___ Records

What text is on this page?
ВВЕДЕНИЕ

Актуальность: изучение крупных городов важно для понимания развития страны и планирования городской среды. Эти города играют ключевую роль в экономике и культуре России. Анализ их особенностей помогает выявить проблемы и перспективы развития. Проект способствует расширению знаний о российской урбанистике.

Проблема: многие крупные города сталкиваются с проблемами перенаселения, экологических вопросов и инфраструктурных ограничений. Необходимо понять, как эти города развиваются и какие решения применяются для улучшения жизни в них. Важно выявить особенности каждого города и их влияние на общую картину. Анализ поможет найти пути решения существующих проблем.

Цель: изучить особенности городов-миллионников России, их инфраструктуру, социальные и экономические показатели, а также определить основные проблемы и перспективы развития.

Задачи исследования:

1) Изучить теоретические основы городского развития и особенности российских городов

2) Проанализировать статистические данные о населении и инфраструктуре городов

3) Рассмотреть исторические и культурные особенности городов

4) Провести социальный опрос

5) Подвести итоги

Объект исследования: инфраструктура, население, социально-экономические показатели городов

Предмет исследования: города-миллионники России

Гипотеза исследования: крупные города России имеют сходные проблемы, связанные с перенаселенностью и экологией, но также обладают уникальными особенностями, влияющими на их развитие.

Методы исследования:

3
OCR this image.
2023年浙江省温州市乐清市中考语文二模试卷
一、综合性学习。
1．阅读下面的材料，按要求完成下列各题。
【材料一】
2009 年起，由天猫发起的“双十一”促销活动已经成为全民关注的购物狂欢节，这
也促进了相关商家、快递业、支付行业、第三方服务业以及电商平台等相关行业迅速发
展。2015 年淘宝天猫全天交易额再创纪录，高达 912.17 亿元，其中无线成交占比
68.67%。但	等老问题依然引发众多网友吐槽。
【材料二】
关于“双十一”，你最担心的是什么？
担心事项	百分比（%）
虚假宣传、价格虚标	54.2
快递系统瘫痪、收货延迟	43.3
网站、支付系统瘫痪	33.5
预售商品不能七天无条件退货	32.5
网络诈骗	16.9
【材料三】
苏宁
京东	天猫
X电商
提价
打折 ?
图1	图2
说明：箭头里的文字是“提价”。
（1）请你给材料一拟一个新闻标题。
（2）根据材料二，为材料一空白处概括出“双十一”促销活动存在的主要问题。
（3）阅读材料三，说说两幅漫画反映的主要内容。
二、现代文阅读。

______

In the records above, find the line containing "OCR this image."; please retype it and every line after it through the last line, exactly and with nothing else.

OCR this image.
2023年浙江省温州市乐清市中考语文二模试卷
一、综合性学习。
1．阅读下面的材料，按要求完成下列各题。
【材料一】
2009 年起，由天猫发起的“双十一”促销活动已经成为全民关注的购物狂欢节，这
也促进了相关商家、快递业、支付行业、第三方服务业以及电商平台等相关行业迅速发
展。2015 年淘宝天猫全天交易额再创纪录，高达 912.17 亿元，其中无线成交占比
68.67%。但	等老问题依然引发众多网友吐槽。
【材料二】
关于“双十一”，你最担心的是什么？
担心事项	百分比（%）
虚假宣传、价格虚标	54.2
快递系统瘫痪、收货延迟	43.3
网站、支付系统瘫痪	33.5
预售商品不能七天无条件退货	32.5
网络诈骗	16.9
【材料三】
苏宁
京东	天猫
X电商
提价
打折 ?
图1	图2
说明：箭头里的文字是“提价”。
（1）请你给材料一拟一个新闻标题。
（2）根据材料二，为材料一空白处概括出“双十一”促销活动存在的主要问题。
（3）阅读材料三，说说两幅漫画反映的主要内容。
二、现代文阅读。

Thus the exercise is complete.